## begin Supplied data

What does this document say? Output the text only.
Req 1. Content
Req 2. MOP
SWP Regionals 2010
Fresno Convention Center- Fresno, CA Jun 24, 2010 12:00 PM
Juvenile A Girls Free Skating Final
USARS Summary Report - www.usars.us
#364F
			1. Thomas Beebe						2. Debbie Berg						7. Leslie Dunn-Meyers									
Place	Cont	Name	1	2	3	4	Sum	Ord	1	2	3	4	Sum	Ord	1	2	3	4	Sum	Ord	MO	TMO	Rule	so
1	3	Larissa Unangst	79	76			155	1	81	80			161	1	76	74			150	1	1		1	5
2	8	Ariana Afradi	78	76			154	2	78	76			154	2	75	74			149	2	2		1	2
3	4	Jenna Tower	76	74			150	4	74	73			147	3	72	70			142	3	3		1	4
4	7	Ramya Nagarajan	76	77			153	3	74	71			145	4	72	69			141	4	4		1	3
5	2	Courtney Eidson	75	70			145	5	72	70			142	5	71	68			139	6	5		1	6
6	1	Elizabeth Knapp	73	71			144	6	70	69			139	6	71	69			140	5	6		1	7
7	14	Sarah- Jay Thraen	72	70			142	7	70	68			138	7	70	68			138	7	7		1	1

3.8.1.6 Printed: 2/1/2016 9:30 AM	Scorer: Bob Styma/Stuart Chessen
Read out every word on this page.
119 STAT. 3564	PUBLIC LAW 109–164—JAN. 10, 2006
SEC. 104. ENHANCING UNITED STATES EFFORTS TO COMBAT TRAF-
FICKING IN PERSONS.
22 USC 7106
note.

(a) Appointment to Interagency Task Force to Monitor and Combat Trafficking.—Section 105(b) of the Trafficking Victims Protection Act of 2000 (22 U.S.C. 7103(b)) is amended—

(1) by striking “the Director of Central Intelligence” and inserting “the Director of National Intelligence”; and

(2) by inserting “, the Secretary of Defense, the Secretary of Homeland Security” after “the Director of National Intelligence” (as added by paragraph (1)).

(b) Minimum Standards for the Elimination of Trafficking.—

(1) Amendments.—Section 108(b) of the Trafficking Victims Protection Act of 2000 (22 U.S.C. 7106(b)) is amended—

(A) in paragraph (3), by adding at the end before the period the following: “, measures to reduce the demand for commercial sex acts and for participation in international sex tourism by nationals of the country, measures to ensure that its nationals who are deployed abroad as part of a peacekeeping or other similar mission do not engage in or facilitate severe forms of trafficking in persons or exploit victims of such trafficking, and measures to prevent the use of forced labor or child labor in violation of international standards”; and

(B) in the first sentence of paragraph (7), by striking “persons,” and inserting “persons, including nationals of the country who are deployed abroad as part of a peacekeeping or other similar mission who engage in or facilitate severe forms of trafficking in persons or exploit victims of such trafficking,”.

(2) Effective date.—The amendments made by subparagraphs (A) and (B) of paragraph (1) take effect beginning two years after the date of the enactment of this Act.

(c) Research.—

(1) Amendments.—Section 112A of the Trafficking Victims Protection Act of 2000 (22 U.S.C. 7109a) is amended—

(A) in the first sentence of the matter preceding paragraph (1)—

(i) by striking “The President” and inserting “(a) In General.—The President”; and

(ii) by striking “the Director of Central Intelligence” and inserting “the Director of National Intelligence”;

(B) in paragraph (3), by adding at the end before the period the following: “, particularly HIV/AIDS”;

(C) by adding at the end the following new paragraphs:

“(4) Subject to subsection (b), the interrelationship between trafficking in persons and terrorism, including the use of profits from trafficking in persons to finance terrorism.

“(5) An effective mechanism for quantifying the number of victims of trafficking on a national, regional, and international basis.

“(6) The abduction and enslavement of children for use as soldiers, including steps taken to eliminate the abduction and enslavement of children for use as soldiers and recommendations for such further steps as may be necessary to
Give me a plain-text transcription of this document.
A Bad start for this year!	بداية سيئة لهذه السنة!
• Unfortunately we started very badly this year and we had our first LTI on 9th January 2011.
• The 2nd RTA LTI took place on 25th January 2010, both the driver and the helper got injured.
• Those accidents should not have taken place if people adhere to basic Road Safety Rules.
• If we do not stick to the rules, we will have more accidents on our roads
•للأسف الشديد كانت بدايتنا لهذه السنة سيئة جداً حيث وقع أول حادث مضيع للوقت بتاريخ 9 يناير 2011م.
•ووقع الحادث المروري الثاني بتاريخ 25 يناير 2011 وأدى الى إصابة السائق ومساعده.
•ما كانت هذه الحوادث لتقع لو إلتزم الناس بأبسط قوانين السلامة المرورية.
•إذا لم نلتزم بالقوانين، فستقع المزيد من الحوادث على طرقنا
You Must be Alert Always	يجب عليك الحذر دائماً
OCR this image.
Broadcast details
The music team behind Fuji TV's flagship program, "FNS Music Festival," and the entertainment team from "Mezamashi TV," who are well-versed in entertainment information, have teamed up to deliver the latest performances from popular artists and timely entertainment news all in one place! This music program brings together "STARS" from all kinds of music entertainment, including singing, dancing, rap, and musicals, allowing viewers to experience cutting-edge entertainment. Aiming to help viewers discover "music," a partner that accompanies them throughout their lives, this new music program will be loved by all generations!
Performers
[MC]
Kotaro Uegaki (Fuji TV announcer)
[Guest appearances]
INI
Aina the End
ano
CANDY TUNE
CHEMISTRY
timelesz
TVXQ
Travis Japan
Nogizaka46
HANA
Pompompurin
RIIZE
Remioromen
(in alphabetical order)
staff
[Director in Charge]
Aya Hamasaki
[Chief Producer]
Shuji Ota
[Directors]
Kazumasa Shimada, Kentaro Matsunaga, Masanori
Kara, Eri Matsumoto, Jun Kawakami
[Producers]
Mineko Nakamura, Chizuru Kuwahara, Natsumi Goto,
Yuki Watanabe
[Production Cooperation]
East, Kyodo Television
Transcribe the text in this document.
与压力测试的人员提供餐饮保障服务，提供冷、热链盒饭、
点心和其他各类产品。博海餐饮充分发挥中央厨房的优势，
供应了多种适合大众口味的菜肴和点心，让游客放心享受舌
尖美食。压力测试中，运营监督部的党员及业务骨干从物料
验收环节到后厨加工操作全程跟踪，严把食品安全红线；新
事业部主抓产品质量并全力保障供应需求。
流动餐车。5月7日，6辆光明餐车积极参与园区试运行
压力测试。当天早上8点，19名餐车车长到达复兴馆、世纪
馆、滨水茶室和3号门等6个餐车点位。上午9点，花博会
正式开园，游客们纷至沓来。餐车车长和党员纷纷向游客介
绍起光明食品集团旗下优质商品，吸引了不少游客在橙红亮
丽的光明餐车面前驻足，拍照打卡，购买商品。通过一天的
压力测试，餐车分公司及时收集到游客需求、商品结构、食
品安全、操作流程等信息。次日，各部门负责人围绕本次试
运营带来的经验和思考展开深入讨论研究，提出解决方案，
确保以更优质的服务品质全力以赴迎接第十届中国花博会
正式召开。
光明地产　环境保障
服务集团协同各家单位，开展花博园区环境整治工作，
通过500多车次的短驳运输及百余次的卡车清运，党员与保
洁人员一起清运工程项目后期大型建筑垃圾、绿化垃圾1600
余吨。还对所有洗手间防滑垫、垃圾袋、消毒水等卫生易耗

## end Supplied data

Work instructions –
Only the number is wanted: how many lines of these entries contain the string "سيئة"?

Task output –
2